- OBJECTIVE
From the line containing "What's the underlying" through the last line of the entries below, repeat each line word for word and leave out the rest.

= = = = =

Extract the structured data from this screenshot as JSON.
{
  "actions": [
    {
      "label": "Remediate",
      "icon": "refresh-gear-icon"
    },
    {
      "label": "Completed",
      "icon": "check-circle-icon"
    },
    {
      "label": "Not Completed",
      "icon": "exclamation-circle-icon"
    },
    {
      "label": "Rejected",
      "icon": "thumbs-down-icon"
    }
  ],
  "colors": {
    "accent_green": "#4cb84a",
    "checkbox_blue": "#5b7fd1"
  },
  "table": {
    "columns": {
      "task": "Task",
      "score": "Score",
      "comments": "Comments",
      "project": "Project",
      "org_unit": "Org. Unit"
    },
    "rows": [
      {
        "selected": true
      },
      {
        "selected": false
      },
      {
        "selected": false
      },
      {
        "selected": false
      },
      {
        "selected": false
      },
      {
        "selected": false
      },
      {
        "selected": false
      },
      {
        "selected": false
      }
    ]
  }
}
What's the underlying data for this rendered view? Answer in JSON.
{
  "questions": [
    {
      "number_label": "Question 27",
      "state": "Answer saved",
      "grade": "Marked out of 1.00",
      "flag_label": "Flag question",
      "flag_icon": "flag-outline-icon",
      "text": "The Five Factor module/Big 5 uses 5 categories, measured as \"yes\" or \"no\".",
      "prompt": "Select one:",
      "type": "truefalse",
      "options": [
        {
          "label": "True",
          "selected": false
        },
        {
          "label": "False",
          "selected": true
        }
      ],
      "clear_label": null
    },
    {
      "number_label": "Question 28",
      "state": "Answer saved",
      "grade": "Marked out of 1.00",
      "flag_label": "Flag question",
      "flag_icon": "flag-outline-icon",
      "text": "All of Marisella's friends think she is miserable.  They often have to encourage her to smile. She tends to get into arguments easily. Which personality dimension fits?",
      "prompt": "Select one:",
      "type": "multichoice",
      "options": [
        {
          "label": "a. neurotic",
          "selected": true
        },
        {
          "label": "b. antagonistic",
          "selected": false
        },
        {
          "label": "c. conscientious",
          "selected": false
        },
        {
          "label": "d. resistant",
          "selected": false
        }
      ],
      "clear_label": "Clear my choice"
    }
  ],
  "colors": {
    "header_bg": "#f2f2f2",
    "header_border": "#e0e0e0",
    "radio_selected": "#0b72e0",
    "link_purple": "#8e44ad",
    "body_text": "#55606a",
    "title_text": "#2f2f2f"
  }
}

= = = = =

- ANSWER TO THIS PROBLEM
What's the underlying data for this rendered view? Answer in JSON.
{
  "questions": [
    {
      "number_label": "Question 27",
      "state": "Answer saved",
      "grade": "Marked out of 1.00",
      "flag_label": "Flag question",
      "flag_icon": "flag-outline-icon",
      "text": "The Five Factor module/Big 5 uses 5 categories, measured as \"yes\" or \"no\".",
      "prompt": "Select one:",
      "type": "truefalse",
      "options": [
        {
          "label": "True",
          "selected": false
        },
        {
          "label": "False",
          "selected": true
        }
      ],
      "clear_label": null
    },
    {
      "number_label": "Question 28",
      "state": "Answer saved",
      "grade": "Marked out of 1.00",
      "flag_label": "Flag question",
      "flag_icon": "flag-outline-icon",
      "text": "All of Marisella's friends think she is miserable.  They often have to encourage her to smile. She tends to get into arguments easily. Which personality dimension fits?",
      "prompt": "Select one:",
      "type": "multichoice",
      "options": [
        {
          "label": "a. neurotic",
          "selected": true
        },
        {
          "label": "b. antagonistic",
          "selected": false
        },
        {
          "label": "c. conscientious",
          "selected": false
        },
        {
          "label": "d. resistant",
          "selected": false
        }
      ],
      "clear_label": "Clear my choice"
    }
  ],
  "colors": {
    "header_bg": "#f2f2f2",
    "header_border": "#e0e0e0",
    "radio_selected": "#0b72e0",
    "link_purple": "#8e44ad",
    "body_text": "#55606a",
    "title_text": "#2f2f2f"
  }
}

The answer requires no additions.